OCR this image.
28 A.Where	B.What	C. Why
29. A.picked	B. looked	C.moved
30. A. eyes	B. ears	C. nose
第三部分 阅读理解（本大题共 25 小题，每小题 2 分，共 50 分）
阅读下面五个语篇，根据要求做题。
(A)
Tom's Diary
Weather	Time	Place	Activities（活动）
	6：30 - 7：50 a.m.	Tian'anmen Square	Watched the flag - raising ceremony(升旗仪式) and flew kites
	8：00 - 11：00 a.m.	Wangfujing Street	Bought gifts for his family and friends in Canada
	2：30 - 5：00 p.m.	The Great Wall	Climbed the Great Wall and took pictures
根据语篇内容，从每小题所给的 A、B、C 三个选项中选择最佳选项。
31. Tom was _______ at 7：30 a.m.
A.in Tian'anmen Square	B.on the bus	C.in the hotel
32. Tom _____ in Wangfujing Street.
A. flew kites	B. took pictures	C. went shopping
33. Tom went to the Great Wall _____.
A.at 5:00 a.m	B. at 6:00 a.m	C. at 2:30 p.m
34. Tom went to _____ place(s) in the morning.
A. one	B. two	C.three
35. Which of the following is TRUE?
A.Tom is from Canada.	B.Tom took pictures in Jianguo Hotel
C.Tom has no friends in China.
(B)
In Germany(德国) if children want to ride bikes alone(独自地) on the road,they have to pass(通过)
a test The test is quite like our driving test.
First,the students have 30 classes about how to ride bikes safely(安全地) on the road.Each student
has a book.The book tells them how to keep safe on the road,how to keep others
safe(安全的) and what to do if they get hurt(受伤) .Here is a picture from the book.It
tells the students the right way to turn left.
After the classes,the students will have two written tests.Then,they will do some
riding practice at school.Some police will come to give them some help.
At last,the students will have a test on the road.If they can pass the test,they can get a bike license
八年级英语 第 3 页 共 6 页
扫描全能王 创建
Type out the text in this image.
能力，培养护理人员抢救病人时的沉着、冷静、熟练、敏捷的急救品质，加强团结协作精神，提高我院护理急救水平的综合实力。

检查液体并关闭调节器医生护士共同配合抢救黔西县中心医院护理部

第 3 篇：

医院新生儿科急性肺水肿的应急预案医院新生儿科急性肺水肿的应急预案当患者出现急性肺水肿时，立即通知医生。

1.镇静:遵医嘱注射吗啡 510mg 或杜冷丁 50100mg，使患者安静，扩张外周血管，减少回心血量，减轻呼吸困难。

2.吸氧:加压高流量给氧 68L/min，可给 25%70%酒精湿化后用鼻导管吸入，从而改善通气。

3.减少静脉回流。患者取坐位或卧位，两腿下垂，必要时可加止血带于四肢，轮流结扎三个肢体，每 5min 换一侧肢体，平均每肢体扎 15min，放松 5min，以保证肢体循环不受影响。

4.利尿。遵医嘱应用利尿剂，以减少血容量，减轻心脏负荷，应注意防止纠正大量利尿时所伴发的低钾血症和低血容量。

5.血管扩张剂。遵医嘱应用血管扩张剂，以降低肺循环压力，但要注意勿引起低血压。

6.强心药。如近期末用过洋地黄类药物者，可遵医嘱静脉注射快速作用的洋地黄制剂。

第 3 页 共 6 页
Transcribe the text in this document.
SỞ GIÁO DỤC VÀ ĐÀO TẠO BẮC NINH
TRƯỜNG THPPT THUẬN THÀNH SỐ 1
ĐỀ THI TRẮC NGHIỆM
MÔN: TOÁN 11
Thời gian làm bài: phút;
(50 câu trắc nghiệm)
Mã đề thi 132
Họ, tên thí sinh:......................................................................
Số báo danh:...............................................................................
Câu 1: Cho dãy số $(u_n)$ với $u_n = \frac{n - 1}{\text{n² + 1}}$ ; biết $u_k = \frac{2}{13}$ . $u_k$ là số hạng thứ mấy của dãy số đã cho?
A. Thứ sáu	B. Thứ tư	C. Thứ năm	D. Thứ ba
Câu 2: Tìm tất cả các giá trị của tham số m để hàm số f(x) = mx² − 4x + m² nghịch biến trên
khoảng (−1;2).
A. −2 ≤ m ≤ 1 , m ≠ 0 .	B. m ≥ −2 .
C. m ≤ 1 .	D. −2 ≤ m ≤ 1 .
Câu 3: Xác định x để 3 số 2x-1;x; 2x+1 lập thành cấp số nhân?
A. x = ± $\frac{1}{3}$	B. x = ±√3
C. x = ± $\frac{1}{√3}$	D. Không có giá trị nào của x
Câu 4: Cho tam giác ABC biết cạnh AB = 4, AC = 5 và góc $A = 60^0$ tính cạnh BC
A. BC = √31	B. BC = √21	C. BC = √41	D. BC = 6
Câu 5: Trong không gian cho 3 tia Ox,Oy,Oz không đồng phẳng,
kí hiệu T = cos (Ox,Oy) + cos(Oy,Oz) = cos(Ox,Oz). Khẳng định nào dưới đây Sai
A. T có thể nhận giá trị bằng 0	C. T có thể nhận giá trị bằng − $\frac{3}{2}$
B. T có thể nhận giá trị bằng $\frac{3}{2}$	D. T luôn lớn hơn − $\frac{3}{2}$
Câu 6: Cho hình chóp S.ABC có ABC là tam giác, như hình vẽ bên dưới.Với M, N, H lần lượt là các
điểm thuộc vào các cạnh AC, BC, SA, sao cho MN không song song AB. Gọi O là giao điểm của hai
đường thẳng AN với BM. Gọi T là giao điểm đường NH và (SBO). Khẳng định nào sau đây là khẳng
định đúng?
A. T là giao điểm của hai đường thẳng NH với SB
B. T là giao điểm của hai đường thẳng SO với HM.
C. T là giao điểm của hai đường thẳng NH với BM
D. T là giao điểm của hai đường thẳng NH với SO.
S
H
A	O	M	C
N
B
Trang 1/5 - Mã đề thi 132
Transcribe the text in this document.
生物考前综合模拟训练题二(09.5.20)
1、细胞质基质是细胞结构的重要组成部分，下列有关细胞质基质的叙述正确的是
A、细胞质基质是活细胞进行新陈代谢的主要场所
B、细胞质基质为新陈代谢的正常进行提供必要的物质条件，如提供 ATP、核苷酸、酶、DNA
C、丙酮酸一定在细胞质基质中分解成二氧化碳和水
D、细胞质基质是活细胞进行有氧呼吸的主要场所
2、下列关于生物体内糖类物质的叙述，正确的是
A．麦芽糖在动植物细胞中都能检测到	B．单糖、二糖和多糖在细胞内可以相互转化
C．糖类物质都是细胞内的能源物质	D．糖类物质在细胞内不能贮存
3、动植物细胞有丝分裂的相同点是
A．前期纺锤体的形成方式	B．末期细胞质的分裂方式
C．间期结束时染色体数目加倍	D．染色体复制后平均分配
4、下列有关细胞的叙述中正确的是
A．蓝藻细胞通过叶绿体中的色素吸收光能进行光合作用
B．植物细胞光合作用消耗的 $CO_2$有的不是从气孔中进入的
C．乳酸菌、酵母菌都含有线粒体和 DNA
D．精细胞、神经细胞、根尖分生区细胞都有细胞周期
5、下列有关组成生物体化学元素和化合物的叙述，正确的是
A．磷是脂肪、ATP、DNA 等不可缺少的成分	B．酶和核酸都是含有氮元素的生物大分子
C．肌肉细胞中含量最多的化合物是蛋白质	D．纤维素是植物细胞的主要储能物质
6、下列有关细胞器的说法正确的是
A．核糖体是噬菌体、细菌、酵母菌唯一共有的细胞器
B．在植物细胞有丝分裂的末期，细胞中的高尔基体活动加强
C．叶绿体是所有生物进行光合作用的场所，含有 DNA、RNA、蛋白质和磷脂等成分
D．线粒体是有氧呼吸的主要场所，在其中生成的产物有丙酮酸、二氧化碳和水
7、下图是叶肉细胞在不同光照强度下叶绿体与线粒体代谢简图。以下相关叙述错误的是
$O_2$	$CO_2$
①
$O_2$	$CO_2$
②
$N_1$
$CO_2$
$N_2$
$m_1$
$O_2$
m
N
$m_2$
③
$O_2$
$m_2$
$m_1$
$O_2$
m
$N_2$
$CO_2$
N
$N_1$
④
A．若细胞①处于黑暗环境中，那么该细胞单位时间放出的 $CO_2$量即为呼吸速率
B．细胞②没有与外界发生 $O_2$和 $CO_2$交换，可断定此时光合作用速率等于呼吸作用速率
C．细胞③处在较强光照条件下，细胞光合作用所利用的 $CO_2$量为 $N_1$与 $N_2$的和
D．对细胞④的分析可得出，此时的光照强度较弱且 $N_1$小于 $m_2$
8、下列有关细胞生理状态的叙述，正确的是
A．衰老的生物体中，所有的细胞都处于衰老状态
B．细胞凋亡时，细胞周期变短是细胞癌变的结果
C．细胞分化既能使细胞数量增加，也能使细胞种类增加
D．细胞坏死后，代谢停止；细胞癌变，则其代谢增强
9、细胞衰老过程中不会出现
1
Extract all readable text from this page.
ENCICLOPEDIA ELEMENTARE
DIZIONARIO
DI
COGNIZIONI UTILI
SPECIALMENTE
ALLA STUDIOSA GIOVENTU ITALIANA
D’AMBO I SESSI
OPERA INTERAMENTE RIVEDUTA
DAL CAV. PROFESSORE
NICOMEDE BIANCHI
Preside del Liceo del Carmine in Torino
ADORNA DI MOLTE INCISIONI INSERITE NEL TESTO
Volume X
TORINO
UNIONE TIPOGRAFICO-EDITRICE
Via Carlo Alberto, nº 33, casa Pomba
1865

|---|

In the entries above, count every line containing the word "tells". Write only the total.

▶ _Written solution_: 2